What to produce: Bring together all lines of the material below that contain the string "お問い合わせ先".

Provided records:
>>>

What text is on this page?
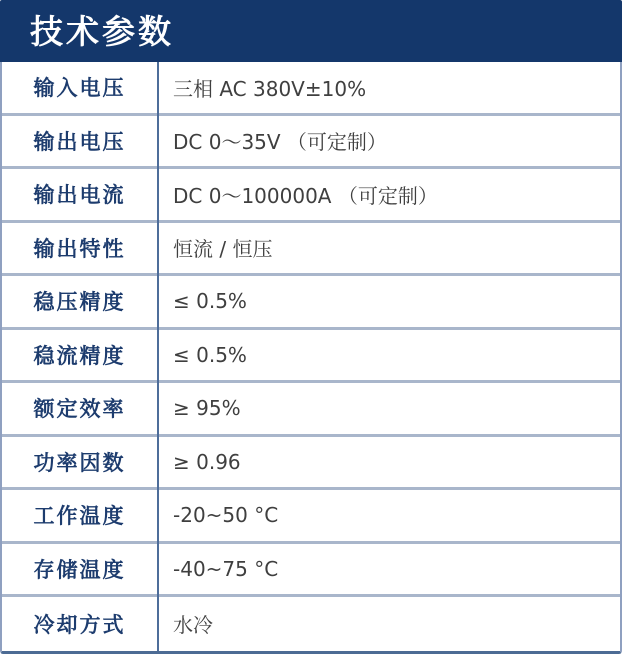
技术参数
输入电压	三相 AC 380V±10%
输出电压	DC 0～35V （可定制）
输出电流	DC 0～100000A （可定制）
输出特性	恒流 / 恒压
稳压精度	≤ 0.5%
稳流精度	≤ 0.5%
额定效率	≥ 95%
功率因数	≥ 0.96
工作温度	-20~50 °C
存储温度	-40~75 °C
冷却方式	水冷
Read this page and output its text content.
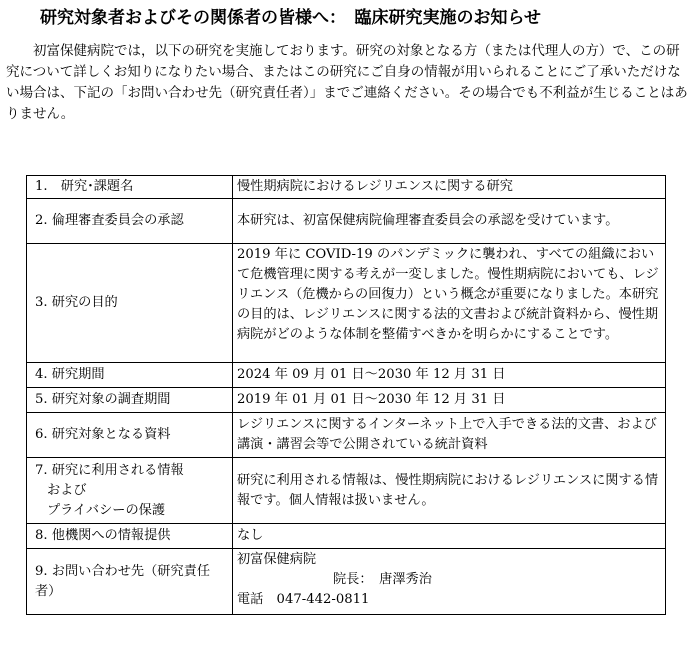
研究対象者およびその関係者の皆様へ：　臨床研究実施のお知らせ
初富保健病院では，以下の研究を実施しております。研究の対象となる方（または代理人の方）で、この研究について詳しくお知りになりたい場合、またはこの研究にご自身の情報が用いられることにご了承いただけない場合は、下記の「お問い合わせ先（研究責任者）」までご連絡ください。その場合でも不利益が生じることはありません。
1.　研究･課題名	慢性期病院におけるレジリエンスに関する研究
2. 倫理審査委員会の承認	本研究は、初富保健病院倫理審査委員会の承認を受けています。
3. 研究の目的	2019 年に COVID-19 のパンデミックに襲われ、すべての組織において危機管理に関する考えが一変しました。慢性期病院においても、レジリエンス（危機からの回復力）という概念が重要になりました。本研究の目的は、レジリエンスに関する法的文書および統計資料から、慢性期病院がどのような体制を整備すべきかを明らかにすることです。
4. 研究期間	2024 年 09 月 01 日～2030 年 12 月 31 日
5. 研究対象の調査期間	2019 年 01 月 01 日～2030 年 12 月 31 日
6. 研究対象となる資料	レジリエンスに関するインターネット上で入手できる法的文書、および講演・講習会等で公開されている統計資料

7. 研究に利用される情報
および
プライバシーの保護	研究に利用される情報は、慢性期病院におけるレジリエンスに関する情報です。個人情報は扱いません。
8. 他機関への情報提供	なし
9. お問い合わせ先（研究責任者）	初富保健病院
院長：　唐澤秀治
電話　047-442-0811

<<<

The completed task:
初富保健病院では，以下の研究を実施しております。研究の対象となる方（または代理人の方）で、この研究について詳しくお知りになりたい場合、またはこの研究にご自身の情報が用いられることにご了承いただけない場合は、下記の「お問い合わせ先（研究責任者）」までご連絡ください。その場合でも不利益が生じることはありません。
9. お問い合わせ先（研究責任者）	初富保健病院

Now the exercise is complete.